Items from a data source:
/---
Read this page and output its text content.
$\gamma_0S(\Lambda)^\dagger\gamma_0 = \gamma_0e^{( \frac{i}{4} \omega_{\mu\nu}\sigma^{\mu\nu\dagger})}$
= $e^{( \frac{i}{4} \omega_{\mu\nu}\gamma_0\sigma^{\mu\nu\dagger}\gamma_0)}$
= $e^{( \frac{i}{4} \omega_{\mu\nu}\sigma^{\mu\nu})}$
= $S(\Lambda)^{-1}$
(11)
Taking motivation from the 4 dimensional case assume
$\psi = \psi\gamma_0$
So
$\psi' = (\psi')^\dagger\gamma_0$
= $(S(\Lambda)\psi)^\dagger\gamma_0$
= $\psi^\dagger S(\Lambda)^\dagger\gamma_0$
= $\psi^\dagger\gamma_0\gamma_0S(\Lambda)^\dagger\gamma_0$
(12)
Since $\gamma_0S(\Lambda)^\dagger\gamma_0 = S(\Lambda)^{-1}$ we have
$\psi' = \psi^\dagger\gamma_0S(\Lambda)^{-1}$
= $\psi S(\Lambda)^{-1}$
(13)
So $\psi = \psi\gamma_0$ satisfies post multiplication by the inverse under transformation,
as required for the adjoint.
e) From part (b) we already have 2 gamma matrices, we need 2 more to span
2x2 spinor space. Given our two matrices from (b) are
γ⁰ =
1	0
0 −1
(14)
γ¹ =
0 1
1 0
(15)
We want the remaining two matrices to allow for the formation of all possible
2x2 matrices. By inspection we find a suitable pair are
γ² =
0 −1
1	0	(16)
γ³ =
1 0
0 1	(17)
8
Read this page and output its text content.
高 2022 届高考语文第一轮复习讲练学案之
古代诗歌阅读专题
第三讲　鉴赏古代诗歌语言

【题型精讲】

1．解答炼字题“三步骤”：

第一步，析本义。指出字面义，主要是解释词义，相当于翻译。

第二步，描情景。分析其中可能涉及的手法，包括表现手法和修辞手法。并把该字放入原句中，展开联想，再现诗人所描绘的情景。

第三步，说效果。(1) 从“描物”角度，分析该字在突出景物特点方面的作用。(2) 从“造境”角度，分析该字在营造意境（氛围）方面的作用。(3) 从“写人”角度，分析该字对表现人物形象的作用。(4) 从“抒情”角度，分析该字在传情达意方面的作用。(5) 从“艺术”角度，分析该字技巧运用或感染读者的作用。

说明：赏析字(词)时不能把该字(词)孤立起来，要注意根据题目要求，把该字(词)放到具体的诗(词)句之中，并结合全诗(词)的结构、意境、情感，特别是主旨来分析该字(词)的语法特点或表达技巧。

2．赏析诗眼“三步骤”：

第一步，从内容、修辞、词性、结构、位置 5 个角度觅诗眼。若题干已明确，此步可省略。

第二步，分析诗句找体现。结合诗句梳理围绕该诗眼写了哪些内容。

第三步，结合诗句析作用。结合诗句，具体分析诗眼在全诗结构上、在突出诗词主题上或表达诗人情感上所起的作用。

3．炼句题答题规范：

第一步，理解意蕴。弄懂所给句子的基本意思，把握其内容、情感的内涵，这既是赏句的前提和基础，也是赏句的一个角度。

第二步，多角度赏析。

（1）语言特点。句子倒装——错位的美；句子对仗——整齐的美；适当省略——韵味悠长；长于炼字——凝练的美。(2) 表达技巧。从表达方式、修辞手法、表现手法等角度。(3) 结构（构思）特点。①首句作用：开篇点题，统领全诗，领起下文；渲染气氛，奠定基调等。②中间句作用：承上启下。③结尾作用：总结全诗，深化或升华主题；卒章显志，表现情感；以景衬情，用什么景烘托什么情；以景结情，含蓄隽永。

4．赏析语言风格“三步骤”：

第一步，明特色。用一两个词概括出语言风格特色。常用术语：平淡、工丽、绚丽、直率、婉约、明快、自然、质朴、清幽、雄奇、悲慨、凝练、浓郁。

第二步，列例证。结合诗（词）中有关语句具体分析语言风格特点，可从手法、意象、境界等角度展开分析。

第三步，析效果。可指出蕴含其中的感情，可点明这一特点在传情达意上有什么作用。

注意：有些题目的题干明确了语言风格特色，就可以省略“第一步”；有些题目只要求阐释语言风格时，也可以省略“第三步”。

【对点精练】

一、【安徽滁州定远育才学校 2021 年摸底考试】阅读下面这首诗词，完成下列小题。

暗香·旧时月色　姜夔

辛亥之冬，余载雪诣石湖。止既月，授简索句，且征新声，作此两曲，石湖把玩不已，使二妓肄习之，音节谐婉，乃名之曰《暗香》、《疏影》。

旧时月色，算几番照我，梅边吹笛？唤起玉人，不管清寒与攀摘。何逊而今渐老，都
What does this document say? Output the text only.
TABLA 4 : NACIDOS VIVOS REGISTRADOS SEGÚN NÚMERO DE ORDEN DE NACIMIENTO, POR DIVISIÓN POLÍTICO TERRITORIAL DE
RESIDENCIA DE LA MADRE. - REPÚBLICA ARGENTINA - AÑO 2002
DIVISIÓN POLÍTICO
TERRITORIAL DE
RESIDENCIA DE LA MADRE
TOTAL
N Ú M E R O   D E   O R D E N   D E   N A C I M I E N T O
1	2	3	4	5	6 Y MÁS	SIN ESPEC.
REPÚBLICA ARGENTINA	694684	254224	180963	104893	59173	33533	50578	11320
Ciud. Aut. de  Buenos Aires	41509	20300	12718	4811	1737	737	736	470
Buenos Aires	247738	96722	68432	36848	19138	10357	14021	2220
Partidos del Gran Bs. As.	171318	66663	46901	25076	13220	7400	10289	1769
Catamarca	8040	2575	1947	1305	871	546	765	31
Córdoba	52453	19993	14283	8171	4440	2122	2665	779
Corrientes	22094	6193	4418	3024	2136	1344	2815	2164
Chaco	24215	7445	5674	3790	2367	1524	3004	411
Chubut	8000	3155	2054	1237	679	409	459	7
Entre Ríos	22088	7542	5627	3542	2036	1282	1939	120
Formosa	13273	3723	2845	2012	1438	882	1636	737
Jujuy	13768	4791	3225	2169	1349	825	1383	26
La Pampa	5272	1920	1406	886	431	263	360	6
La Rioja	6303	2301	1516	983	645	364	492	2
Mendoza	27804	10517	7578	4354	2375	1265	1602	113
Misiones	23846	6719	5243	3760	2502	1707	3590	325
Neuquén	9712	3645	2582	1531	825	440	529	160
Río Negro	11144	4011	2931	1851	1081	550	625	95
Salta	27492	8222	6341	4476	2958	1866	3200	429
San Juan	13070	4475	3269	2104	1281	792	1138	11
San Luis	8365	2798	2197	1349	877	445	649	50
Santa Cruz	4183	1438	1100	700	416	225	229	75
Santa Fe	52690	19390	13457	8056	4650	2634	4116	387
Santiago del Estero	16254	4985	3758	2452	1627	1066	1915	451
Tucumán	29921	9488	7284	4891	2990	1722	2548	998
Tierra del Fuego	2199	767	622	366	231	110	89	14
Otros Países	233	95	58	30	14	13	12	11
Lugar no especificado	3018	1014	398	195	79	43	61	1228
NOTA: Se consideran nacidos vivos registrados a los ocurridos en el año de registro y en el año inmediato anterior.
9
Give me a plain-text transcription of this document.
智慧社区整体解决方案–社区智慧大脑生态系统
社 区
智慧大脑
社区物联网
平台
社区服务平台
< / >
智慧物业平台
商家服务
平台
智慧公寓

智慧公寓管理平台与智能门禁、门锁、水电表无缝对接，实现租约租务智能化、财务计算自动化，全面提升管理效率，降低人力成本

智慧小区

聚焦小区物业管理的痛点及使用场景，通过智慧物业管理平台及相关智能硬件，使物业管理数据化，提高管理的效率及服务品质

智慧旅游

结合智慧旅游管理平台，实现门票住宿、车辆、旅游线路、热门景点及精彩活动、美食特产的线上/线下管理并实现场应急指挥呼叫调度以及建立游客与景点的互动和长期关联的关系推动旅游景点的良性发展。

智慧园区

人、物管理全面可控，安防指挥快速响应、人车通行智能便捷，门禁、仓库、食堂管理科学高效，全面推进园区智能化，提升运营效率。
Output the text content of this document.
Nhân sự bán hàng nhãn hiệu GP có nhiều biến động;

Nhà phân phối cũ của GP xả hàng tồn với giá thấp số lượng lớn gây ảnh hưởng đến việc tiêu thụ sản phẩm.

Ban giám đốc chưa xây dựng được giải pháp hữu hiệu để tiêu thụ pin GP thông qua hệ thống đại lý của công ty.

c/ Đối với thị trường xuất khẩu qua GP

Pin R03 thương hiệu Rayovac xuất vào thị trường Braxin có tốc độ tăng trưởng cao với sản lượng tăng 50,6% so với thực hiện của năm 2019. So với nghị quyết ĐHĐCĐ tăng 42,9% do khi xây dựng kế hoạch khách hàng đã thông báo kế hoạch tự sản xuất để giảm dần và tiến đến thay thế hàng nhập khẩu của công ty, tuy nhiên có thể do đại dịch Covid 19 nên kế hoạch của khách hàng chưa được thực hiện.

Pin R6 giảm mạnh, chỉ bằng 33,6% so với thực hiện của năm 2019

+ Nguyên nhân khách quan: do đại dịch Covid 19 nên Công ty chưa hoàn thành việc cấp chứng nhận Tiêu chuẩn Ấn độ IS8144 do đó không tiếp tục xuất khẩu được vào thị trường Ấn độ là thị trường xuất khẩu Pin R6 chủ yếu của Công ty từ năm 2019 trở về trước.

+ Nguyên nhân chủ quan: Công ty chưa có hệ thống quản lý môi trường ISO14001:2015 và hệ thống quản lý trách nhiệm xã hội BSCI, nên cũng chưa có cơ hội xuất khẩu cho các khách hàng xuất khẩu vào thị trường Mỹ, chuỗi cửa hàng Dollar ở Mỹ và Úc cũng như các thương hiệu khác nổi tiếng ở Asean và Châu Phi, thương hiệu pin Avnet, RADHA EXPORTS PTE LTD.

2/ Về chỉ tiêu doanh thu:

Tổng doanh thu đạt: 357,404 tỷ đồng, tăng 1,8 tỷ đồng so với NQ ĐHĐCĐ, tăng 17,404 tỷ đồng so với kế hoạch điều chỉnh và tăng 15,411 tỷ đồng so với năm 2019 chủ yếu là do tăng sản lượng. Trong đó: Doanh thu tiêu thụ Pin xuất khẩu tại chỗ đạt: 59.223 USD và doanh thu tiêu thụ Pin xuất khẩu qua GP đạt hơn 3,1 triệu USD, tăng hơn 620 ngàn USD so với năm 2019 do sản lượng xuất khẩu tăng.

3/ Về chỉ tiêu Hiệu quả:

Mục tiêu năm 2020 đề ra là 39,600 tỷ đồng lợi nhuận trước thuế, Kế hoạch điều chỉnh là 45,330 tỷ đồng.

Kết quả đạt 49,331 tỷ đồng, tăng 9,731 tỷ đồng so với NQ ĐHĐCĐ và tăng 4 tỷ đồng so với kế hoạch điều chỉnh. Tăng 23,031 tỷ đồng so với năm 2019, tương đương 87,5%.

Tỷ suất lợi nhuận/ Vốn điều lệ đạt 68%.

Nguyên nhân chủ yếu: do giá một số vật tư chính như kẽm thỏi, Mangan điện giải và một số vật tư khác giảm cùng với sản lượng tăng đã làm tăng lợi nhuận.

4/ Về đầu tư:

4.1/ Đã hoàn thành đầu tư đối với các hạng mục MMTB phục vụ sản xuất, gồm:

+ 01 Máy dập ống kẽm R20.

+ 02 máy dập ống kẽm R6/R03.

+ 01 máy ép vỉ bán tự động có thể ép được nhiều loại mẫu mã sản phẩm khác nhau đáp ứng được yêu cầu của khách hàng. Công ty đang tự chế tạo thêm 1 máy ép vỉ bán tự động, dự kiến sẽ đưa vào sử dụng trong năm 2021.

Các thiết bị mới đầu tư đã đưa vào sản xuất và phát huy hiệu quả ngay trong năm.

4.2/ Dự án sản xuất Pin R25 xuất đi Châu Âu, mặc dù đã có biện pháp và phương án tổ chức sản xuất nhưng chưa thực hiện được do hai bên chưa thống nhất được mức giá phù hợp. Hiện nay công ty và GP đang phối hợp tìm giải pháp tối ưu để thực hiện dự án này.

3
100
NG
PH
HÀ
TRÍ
\---
§ Stated problem
Where a line contains the string "tăng", extract that line.

§ Output of the task
Pin R03 thương hiệu Rayovac xuất vào thị trường Braxin có tốc độ tăng trưởng cao với sản lượng tăng 50,6% so với thực hiện của năm 2019. So với nghị quyết ĐHĐCĐ tăng 42,9% do khi xây dựng kế hoạch khách hàng đã thông báo kế hoạch tự sản xuất để giảm dần và tiến đến thay thế hàng nhập khẩu của công ty, tuy nhiên có thể do đại dịch Covid 19 nên kế hoạch của khách hàng chưa được thực hiện.
Tổng doanh thu đạt: 357,404 tỷ đồng, tăng 1,8 tỷ đồng so với NQ ĐHĐCĐ, tăng 17,404 tỷ đồng so với kế hoạch điều chỉnh và tăng 15,411 tỷ đồng so với năm 2019 chủ yếu là do tăng sản lượng. Trong đó: Doanh thu tiêu thụ Pin xuất khẩu tại chỗ đạt: 59.223 USD và doanh thu tiêu thụ Pin xuất khẩu qua GP đạt hơn 3,1 triệu USD, tăng hơn 620 ngàn USD so với năm 2019 do sản lượng xuất khẩu tăng.
Kết quả đạt 49,331 tỷ đồng, tăng 9,731 tỷ đồng so với NQ ĐHĐCĐ và tăng 4 tỷ đồng so với kế hoạch điều chỉnh. Tăng 23,031 tỷ đồng so với năm 2019, tương đương 87,5%.
Nguyên nhân chủ yếu: do giá một số vật tư chính như kẽm thỏi, Mangan điện giải và một số vật tư khác giảm cùng với sản lượng tăng đã làm tăng lợi nhuận.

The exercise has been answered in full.